#### [What to produce]
Collect each line of the entries that holds the string "lumbar".

---------- Dataset entries

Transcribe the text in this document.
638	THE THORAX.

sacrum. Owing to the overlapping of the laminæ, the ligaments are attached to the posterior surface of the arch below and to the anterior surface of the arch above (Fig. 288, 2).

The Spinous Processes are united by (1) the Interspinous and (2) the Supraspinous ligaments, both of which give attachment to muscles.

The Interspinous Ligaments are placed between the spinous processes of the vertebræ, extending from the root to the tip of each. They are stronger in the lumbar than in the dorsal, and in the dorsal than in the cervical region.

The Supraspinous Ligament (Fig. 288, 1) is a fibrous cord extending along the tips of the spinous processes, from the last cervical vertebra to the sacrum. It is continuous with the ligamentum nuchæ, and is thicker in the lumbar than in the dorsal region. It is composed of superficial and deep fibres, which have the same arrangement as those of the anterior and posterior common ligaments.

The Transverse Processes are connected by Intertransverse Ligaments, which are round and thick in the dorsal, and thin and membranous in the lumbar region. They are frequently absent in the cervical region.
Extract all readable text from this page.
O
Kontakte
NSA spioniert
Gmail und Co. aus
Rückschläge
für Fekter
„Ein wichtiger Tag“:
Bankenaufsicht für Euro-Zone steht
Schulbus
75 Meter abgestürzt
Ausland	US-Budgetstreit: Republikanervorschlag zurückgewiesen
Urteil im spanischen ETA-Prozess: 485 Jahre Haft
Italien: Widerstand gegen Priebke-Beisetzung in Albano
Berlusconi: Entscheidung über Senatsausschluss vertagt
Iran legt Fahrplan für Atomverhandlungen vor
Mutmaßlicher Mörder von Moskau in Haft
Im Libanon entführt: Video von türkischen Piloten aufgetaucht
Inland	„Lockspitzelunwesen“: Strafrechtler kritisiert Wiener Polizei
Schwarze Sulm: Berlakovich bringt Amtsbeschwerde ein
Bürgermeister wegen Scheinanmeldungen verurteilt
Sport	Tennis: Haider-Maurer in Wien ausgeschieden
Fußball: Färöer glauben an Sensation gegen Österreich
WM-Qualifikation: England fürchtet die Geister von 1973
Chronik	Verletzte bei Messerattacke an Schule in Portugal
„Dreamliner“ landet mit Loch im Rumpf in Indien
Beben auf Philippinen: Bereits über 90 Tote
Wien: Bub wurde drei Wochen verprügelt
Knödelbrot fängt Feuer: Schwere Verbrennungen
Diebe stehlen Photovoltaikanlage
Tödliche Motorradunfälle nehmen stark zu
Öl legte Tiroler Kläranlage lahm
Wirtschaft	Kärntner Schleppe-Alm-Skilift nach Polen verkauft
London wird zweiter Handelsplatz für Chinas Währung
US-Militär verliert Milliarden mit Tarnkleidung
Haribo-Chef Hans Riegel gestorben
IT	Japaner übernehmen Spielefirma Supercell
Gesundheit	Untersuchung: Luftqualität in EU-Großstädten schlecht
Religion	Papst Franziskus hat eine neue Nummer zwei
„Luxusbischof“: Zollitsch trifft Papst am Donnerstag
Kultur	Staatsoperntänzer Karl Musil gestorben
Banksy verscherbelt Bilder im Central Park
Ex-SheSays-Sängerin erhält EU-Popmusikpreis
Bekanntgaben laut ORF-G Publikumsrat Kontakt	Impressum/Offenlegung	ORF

--------------------

#### [Written response]
The Interspinous Ligaments are placed between the spinous processes of the vertebræ, extending from the root to the tip of each. They are stronger in the lumbar than in the dorsal, and in the dorsal than in the cervical region.
The Supraspinous Ligament (Fig. 288, 1) is a fibrous cord extending along the tips of the spinous processes, from the last cervical vertebra to the sacrum. It is continuous with the ligamentum nuchæ, and is thicker in the lumbar than in the dorsal region. It is composed of superficial and deep fibres, which have the same arrangement as those of the anterior and posterior common ligaments.
The Transverse Processes are connected by Intertransverse Ligaments, which are round and thick in the dorsal, and thin and membranous in the lumbar region. They are frequently absent in the cervical region.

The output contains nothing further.